● TASK INSTRUCTIONS
Lines before the one containing "Convert this document image to plain text." are excluded. Repeat that line and every line after it, exactly.

● ITEMS
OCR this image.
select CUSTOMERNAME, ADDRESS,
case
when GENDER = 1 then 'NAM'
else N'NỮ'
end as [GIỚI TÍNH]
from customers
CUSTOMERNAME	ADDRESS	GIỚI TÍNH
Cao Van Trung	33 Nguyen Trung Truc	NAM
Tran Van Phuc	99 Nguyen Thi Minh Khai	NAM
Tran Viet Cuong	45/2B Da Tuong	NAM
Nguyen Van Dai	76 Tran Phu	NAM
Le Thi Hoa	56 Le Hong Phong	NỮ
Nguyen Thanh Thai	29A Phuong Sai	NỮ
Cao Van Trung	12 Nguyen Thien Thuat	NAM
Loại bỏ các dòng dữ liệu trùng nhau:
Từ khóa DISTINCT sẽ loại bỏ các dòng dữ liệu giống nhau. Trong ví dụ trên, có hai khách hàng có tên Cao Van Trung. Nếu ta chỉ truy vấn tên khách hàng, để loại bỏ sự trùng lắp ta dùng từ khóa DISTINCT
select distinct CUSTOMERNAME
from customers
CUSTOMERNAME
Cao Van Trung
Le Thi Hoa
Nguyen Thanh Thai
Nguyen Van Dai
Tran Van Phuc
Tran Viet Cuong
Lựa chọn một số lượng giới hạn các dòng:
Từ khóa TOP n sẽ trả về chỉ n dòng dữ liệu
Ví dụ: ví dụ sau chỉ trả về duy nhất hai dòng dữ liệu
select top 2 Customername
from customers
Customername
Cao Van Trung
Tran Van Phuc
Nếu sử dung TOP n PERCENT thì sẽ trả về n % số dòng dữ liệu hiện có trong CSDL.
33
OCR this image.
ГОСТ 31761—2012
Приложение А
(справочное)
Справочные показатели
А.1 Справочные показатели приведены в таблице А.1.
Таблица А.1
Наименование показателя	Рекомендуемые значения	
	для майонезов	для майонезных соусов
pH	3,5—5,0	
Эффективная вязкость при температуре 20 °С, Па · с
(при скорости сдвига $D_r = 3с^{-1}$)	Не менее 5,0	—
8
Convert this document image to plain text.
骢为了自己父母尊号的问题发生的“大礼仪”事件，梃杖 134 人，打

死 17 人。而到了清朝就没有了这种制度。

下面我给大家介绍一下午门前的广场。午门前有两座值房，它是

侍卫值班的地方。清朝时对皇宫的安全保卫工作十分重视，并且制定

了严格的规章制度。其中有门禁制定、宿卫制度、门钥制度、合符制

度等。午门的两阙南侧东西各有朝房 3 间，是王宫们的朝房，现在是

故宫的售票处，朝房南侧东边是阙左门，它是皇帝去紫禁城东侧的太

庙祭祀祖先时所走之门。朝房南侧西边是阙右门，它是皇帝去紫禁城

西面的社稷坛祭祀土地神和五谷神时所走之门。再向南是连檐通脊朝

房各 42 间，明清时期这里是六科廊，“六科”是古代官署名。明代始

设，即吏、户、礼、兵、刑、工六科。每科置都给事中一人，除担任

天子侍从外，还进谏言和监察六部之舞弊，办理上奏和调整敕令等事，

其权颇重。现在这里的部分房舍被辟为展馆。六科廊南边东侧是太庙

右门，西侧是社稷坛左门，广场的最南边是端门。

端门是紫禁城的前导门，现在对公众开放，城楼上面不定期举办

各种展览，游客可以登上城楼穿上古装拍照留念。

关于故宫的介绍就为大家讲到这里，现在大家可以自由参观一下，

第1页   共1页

● FULL RESPONSE
Convert this document image to plain text.
骢为了自己父母尊号的问题发生的“大礼仪”事件，梃杖 134 人，打

死 17 人。而到了清朝就没有了这种制度。

下面我给大家介绍一下午门前的广场。午门前有两座值房，它是

侍卫值班的地方。清朝时对皇宫的安全保卫工作十分重视，并且制定

了严格的规章制度。其中有门禁制定、宿卫制度、门钥制度、合符制

度等。午门的两阙南侧东西各有朝房 3 间，是王宫们的朝房，现在是

故宫的售票处，朝房南侧东边是阙左门，它是皇帝去紫禁城东侧的太

庙祭祀祖先时所走之门。朝房南侧西边是阙右门，它是皇帝去紫禁城

西面的社稷坛祭祀土地神和五谷神时所走之门。再向南是连檐通脊朝

房各 42 间，明清时期这里是六科廊，“六科”是古代官署名。明代始

设，即吏、户、礼、兵、刑、工六科。每科置都给事中一人，除担任

天子侍从外，还进谏言和监察六部之舞弊，办理上奏和调整敕令等事，

其权颇重。现在这里的部分房舍被辟为展馆。六科廊南边东侧是太庙

右门，西侧是社稷坛左门，广场的最南边是端门。

端门是紫禁城的前导门，现在对公众开放，城楼上面不定期举办

各种展览，游客可以登上城楼穿上古装拍照留念。

关于故宫的介绍就为大家讲到这里，现在大家可以自由参观一下，

第1页   共1页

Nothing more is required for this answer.